* SHORT PROBLEM *
Quote the entries in full, character for character, without their images.

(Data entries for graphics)
--- Start ---
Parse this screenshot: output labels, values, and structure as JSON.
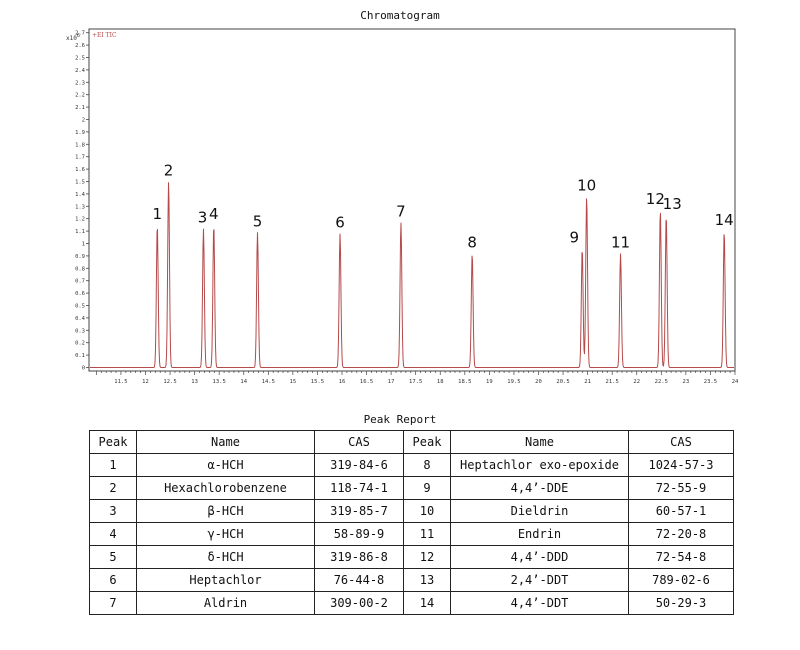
{
  "chart_data": {
    "type": "line",
    "title": "Chromatogram",
    "trace_label": "+EI TIC",
    "y_multiplier": "x10",
    "y_multiplier_exp": "6",
    "xlim": [
      10.85,
      24.0
    ],
    "ylim": [
      0,
      3.0
    ],
    "x_ticks": [
      11.5,
      12,
      12.5,
      13,
      13.5,
      14,
      14.5,
      15,
      15.5,
      16,
      16.5,
      17,
      17.5,
      18,
      18.5,
      19,
      19.5,
      20,
      20.5,
      21,
      21.5,
      22,
      22.5,
      23,
      23.5,
      24
    ],
    "x_tick_labels": [
      "11.5",
      "12",
      "12.5",
      "13",
      "13.5",
      "14",
      "14.5",
      "15",
      "15.5",
      "16",
      "16.5",
      "17",
      "17.5",
      "18",
      "18.5",
      "19",
      "19.5",
      "20",
      "20.5",
      "21",
      "21.5",
      "22",
      "22.5",
      "23",
      "23.5",
      "24"
    ],
    "y_ticks": [
      0,
      0.1,
      0.2,
      0.3,
      0.4,
      0.5,
      0.6,
      0.7,
      0.8,
      0.9,
      1,
      1.1,
      1.2,
      1.3,
      1.4,
      1.5,
      1.6,
      1.7,
      1.8,
      1.9,
      2,
      2.1,
      2.2,
      2.3,
      2.4,
      2.5,
      2.6,
      2.7
    ],
    "y_tick_labels": [
      "0",
      "0.1",
      "0.2",
      "0.3",
      "0.4",
      "0.5",
      "0.6",
      "0.7",
      "0.8",
      "0.9",
      "1",
      "1.1",
      "1.2",
      "1.3",
      "1.4",
      "1.5",
      "1.6",
      "1.7",
      "1.8",
      "1.9",
      "2",
      "2.1",
      "2.2",
      "2.3",
      "2.4",
      "2.5",
      "2.6",
      "2.7"
    ],
    "peaks": [
      {
        "label": "1",
        "rt": 12.24,
        "height": 1.15
      },
      {
        "label": "2",
        "rt": 12.47,
        "height": 1.5
      },
      {
        "label": "3",
        "rt": 13.18,
        "height": 1.12
      },
      {
        "label": "4",
        "rt": 13.39,
        "height": 1.15
      },
      {
        "label": "5",
        "rt": 14.28,
        "height": 1.09
      },
      {
        "label": "6",
        "rt": 15.96,
        "height": 1.08
      },
      {
        "label": "7",
        "rt": 17.2,
        "height": 1.17
      },
      {
        "label": "8",
        "rt": 18.65,
        "height": 0.92
      },
      {
        "label": "9",
        "rt": 20.89,
        "height": 0.96
      },
      {
        "label": "10",
        "rt": 20.98,
        "height": 1.38
      },
      {
        "label": "11",
        "rt": 21.67,
        "height": 0.92
      },
      {
        "label": "12",
        "rt": 22.48,
        "height": 1.27
      },
      {
        "label": "13",
        "rt": 22.6,
        "height": 1.23
      },
      {
        "label": "14",
        "rt": 23.78,
        "height": 1.1
      }
    ],
    "line_color": "#b54a4a"
  },
  "report": {
    "title": "Peak Report",
    "headers": [
      "Peak",
      "Name",
      "CAS",
      "Peak",
      "Name",
      "CAS"
    ],
    "rows": [
      [
        "1",
        "α-HCH",
        "319-84-6",
        "8",
        "Heptachlor exo-epoxide",
        "1024-57-3"
      ],
      [
        "2",
        "Hexachlorobenzene",
        "118-74-1",
        "9",
        "4,4’-DDE",
        "72-55-9"
      ],
      [
        "3",
        "β-HCH",
        "319-85-7",
        "10",
        "Dieldrin",
        "60-57-1"
      ],
      [
        "4",
        "γ-HCH",
        "58-89-9",
        "11",
        "Endrin",
        "72-20-8"
      ],
      [
        "5",
        "δ-HCH",
        "319-86-8",
        "12",
        "4,4’-DDD",
        "72-54-8"
      ],
      [
        "6",
        "Heptachlor",
        "76-44-8",
        "13",
        "2,4’-DDT",
        "789-02-6"
      ],
      [
        "7",
        "Aldrin",
        "309-00-2",
        "14",
        "4,4’-DDT",
        "50-29-3"
      ]
    ]
  }
}
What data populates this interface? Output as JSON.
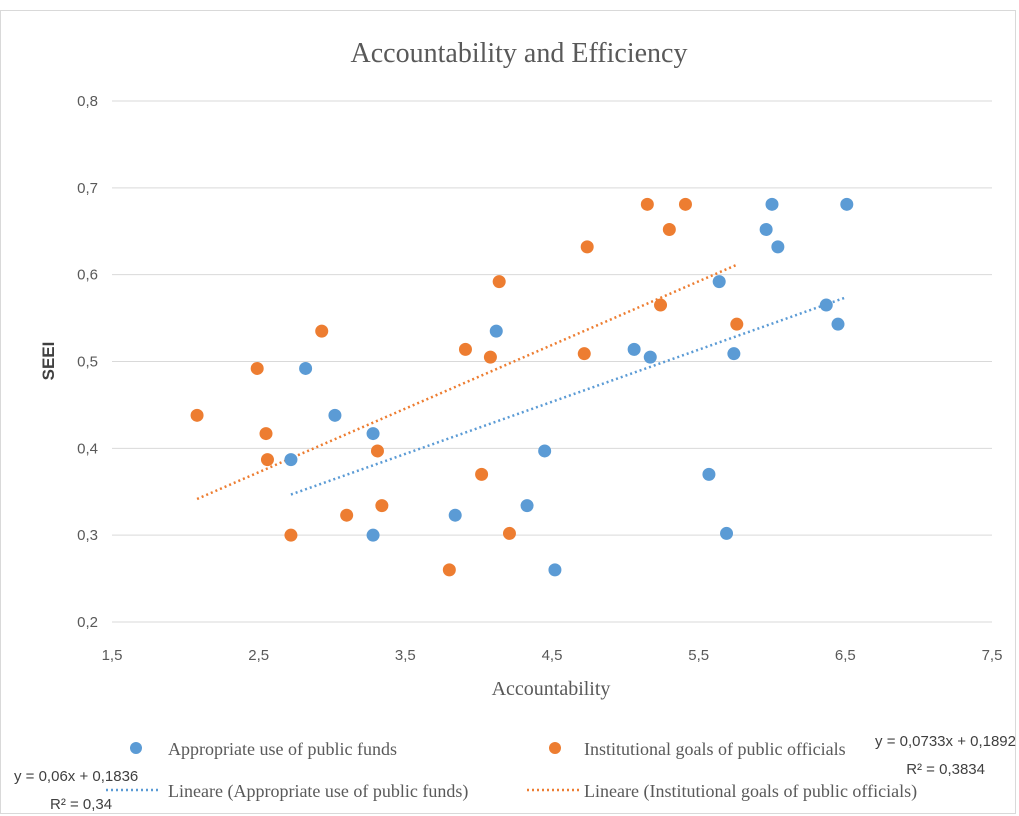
--- End ---
* OUTPUT BELOW *
Parse this screenshot: output labels, values, and structure as JSON.
{
  "chart_data": {
    "type": "line",
    "title": "Chromatogram",
    "trace_label": "+EI TIC",
    "y_multiplier": "x10",
    "y_multiplier_exp": "6",
    "xlim": [
      10.85,
      24.0
    ],
    "ylim": [
      0,
      3.0
    ],
    "x_ticks": [
      11.5,
      12,
      12.5,
      13,
      13.5,
      14,
      14.5,
      15,
      15.5,
      16,
      16.5,
      17,
      17.5,
      18,
      18.5,
      19,
      19.5,
      20,
      20.5,
      21,
      21.5,
      22,
      22.5,
      23,
      23.5,
      24
    ],
    "x_tick_labels": [
      "11.5",
      "12",
      "12.5",
      "13",
      "13.5",
      "14",
      "14.5",
      "15",
      "15.5",
      "16",
      "16.5",
      "17",
      "17.5",
      "18",
      "18.5",
      "19",
      "19.5",
      "20",
      "20.5",
      "21",
      "21.5",
      "22",
      "22.5",
      "23",
      "23.5",
      "24"
    ],
    "y_ticks": [
      0,
      0.1,
      0.2,
      0.3,
      0.4,
      0.5,
      0.6,
      0.7,
      0.8,
      0.9,
      1,
      1.1,
      1.2,
      1.3,
      1.4,
      1.5,
      1.6,
      1.7,
      1.8,
      1.9,
      2,
      2.1,
      2.2,
      2.3,
      2.4,
      2.5,
      2.6,
      2.7
    ],
    "y_tick_labels": [
      "0",
      "0.1",
      "0.2",
      "0.3",
      "0.4",
      "0.5",
      "0.6",
      "0.7",
      "0.8",
      "0.9",
      "1",
      "1.1",
      "1.2",
      "1.3",
      "1.4",
      "1.5",
      "1.6",
      "1.7",
      "1.8",
      "1.9",
      "2",
      "2.1",
      "2.2",
      "2.3",
      "2.4",
      "2.5",
      "2.6",
      "2.7"
    ],
    "peaks": [
      {
        "label": "1",
        "rt": 12.24,
        "height": 1.15
      },
      {
        "label": "2",
        "rt": 12.47,
        "height": 1.5
      },
      {
        "label": "3",
        "rt": 13.18,
        "height": 1.12
      },
      {
        "label": "4",
        "rt": 13.39,
        "height": 1.15
      },
      {
        "label": "5",
        "rt": 14.28,
        "height": 1.09
      },
      {
        "label": "6",
        "rt": 15.96,
        "height": 1.08
      },
      {
        "label": "7",
        "rt": 17.2,
        "height": 1.17
      },
      {
        "label": "8",
        "rt": 18.65,
        "height": 0.92
      },
      {
        "label": "9",
        "rt": 20.89,
        "height": 0.96
      },
      {
        "label": "10",
        "rt": 20.98,
        "height": 1.38
      },
      {
        "label": "11",
        "rt": 21.67,
        "height": 0.92
      },
      {
        "label": "12",
        "rt": 22.48,
        "height": 1.27
      },
      {
        "label": "13",
        "rt": 22.6,
        "height": 1.23
      },
      {
        "label": "14",
        "rt": 23.78,
        "height": 1.1
      }
    ],
    "line_color": "#b54a4a"
  },
  "report": {
    "title": "Peak Report",
    "headers": [
      "Peak",
      "Name",
      "CAS",
      "Peak",
      "Name",
      "CAS"
    ],
    "rows": [
      [
        "1",
        "α-HCH",
        "319-84-6",
        "8",
        "Heptachlor exo-epoxide",
        "1024-57-3"
      ],
      [
        "2",
        "Hexachlorobenzene",
        "118-74-1",
        "9",
        "4,4’-DDE",
        "72-55-9"
      ],
      [
        "3",
        "β-HCH",
        "319-85-7",
        "10",
        "Dieldrin",
        "60-57-1"
      ],
      [
        "4",
        "γ-HCH",
        "58-89-9",
        "11",
        "Endrin",
        "72-20-8"
      ],
      [
        "5",
        "δ-HCH",
        "319-86-8",
        "12",
        "4,4’-DDD",
        "72-54-8"
      ],
      [
        "6",
        "Heptachlor",
        "76-44-8",
        "13",
        "2,4’-DDT",
        "789-02-6"
      ],
      [
        "7",
        "Aldrin",
        "309-00-2",
        "14",
        "4,4’-DDT",
        "50-29-3"
      ]
    ]
  }
}
What data populates this interface? Output as JSON.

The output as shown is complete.